### [STATED PROBLEM]
Print every entry word for word, but omit the pictures.
--- BEGIN ---
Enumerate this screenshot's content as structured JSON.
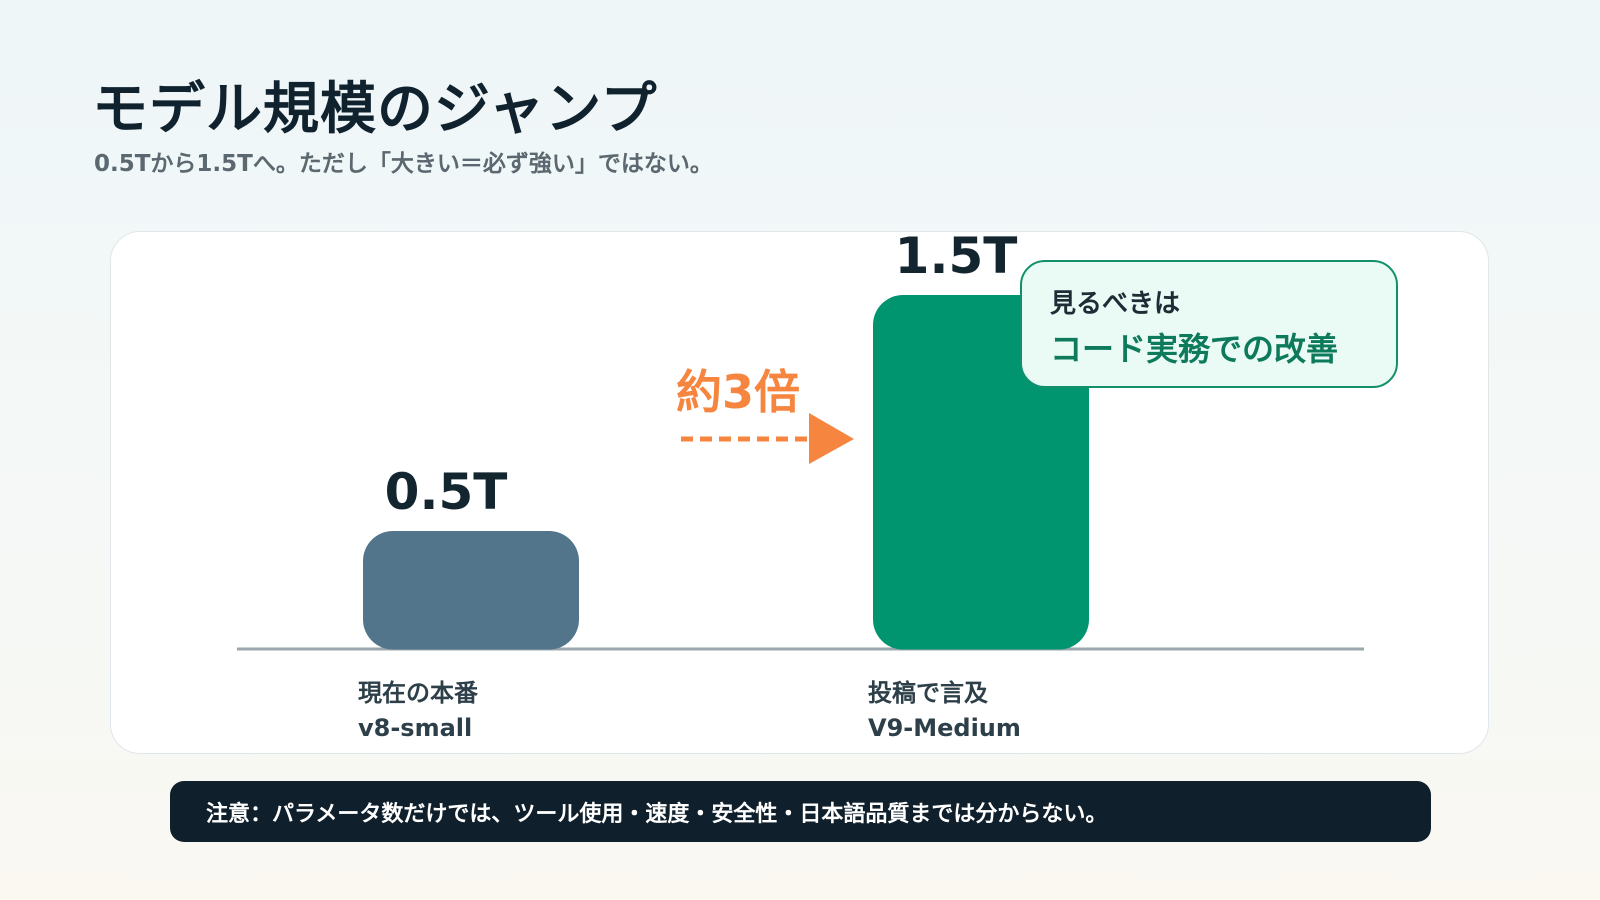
{
  "header": {
    "title": "モデル規模のジャンプ",
    "subtitle": "0.5Tから1.5Tへ。ただし「大きい＝必ず強い」ではない。"
  },
  "chart_data": {
    "type": "bar",
    "categories": [
      {
        "line1": "現在の本番",
        "line2": "v8-small"
      },
      {
        "line1": "投稿で言及",
        "line2": "V9-Medium"
      }
    ],
    "values": [
      0.5,
      1.5
    ],
    "value_labels": [
      "0.5T",
      "1.5T"
    ],
    "colors": [
      "#52758c",
      "#00946f"
    ],
    "ylim": [
      0,
      1.5
    ],
    "multiplier_label": "約3倍",
    "multiplier_color": "#f5853f",
    "callout": {
      "line1": "見るべきは",
      "line2": "コード実務での改善",
      "accent": "#0d7a5c"
    }
  },
  "note": {
    "text": "注意：パラメータ数だけでは、ツール使用・速度・安全性・日本語品質までは分からない。"
  }
}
--- END ---
### [TASK SOLUTION]
Enumerate this screenshot's content as structured JSON.
{
  "header": {
    "title": "モデル規模のジャンプ",
    "subtitle": "0.5Tから1.5Tへ。ただし「大きい＝必ず強い」ではない。"
  },
  "chart_data": {
    "type": "bar",
    "categories": [
      {
        "line1": "現在の本番",
        "line2": "v8-small"
      },
      {
        "line1": "投稿で言及",
        "line2": "V9-Medium"
      }
    ],
    "values": [
      0.5,
      1.5
    ],
    "value_labels": [
      "0.5T",
      "1.5T"
    ],
    "colors": [
      "#52758c",
      "#00946f"
    ],
    "ylim": [
      0,
      1.5
    ],
    "multiplier_label": "約3倍",
    "multiplier_color": "#f5853f",
    "callout": {
      "line1": "見るべきは",
      "line2": "コード実務での改善",
      "accent": "#0d7a5c"
    }
  },
  "note": {
    "text": "注意：パラメータ数だけでは、ツール使用・速度・安全性・日本語品質までは分からない。"
  }
}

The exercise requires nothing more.